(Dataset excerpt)
— start —
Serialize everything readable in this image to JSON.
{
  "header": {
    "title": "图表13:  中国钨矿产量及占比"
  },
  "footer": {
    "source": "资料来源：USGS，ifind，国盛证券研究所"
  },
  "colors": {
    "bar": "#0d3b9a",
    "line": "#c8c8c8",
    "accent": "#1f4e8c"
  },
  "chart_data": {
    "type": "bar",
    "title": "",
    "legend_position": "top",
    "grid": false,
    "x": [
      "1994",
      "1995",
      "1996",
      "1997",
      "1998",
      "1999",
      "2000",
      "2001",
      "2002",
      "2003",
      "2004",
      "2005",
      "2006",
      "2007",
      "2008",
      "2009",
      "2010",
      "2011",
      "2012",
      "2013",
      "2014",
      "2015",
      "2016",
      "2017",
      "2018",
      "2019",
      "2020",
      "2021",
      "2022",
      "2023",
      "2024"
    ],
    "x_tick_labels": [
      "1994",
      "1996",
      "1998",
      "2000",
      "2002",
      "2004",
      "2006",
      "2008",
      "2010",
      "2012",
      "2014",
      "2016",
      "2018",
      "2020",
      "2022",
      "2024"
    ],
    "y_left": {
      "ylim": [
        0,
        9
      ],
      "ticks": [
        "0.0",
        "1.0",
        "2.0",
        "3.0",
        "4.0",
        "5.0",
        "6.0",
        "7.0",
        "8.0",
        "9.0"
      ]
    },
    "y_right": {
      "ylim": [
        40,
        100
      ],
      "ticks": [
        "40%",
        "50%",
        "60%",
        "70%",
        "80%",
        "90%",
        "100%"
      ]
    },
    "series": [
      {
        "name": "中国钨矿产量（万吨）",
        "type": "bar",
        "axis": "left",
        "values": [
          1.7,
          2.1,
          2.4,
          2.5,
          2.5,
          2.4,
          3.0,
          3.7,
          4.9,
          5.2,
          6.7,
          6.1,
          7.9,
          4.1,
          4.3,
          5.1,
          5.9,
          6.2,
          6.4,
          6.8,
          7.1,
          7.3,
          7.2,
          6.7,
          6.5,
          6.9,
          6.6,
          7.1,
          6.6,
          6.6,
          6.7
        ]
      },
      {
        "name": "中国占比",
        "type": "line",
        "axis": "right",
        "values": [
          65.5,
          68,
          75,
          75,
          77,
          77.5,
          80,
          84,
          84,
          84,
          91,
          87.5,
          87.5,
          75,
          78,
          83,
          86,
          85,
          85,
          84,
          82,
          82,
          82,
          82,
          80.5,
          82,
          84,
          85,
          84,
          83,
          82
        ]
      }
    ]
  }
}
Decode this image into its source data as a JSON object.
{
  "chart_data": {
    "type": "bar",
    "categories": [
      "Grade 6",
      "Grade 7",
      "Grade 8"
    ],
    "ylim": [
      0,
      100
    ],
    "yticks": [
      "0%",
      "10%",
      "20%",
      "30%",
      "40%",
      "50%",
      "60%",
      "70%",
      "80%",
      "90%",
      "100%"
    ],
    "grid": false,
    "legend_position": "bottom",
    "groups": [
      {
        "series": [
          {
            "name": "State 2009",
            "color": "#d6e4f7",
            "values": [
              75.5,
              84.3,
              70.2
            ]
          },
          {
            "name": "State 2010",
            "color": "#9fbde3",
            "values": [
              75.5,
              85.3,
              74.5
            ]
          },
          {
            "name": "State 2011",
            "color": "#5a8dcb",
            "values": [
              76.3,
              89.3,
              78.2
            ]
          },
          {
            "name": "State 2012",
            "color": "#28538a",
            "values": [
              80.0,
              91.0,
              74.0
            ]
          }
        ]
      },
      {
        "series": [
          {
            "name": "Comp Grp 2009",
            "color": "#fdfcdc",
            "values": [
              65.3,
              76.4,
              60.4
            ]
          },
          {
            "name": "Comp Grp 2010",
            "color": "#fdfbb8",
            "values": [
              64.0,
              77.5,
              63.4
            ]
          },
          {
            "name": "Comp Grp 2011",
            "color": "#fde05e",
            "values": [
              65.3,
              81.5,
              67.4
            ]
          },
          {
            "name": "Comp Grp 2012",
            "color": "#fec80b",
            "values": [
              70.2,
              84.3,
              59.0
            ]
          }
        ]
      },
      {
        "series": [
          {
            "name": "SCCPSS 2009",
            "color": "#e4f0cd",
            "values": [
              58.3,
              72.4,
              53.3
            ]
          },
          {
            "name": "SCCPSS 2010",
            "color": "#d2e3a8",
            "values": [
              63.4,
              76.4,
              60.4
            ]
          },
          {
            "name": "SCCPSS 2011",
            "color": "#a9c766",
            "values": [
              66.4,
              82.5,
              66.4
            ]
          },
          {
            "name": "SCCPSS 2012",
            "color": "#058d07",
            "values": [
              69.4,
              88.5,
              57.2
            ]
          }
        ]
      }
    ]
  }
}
— end —
**Stated exercise**:
Using the records above, pull out each line where the word "Comp" occurs.

**Result**:
            "name": "Comp Grp 2009",
            "name": "Comp Grp 2010",
            "name": "Comp Grp 2011",
            "name": "Comp Grp 2012",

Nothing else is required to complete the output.